*Exercise*. Report the number of lines containing "label", with no other words.

*Given information*.
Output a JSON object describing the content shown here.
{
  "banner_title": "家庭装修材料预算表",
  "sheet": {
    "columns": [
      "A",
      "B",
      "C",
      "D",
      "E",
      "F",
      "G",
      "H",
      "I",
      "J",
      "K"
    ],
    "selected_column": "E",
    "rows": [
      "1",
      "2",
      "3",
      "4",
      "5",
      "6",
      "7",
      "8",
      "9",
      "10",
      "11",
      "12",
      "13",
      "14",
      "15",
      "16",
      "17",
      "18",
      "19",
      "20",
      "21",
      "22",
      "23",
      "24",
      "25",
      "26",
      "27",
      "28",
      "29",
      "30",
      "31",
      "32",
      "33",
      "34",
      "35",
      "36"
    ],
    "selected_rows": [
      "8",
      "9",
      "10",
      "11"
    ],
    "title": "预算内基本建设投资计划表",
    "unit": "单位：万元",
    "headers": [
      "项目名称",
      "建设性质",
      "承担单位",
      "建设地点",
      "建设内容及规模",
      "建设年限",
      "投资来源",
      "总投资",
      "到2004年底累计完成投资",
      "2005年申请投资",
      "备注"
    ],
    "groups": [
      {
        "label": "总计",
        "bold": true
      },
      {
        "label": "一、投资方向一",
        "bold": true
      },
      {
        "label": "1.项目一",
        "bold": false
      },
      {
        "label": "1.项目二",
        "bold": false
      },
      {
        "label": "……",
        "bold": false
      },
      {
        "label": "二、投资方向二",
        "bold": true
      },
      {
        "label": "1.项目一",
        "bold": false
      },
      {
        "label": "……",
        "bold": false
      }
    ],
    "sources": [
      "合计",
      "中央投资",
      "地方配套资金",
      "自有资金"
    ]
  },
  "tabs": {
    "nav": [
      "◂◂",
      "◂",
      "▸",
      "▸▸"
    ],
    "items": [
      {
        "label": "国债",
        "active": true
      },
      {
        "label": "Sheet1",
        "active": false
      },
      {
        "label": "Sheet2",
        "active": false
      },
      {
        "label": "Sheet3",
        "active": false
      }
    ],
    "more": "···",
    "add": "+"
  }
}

*Output*. 12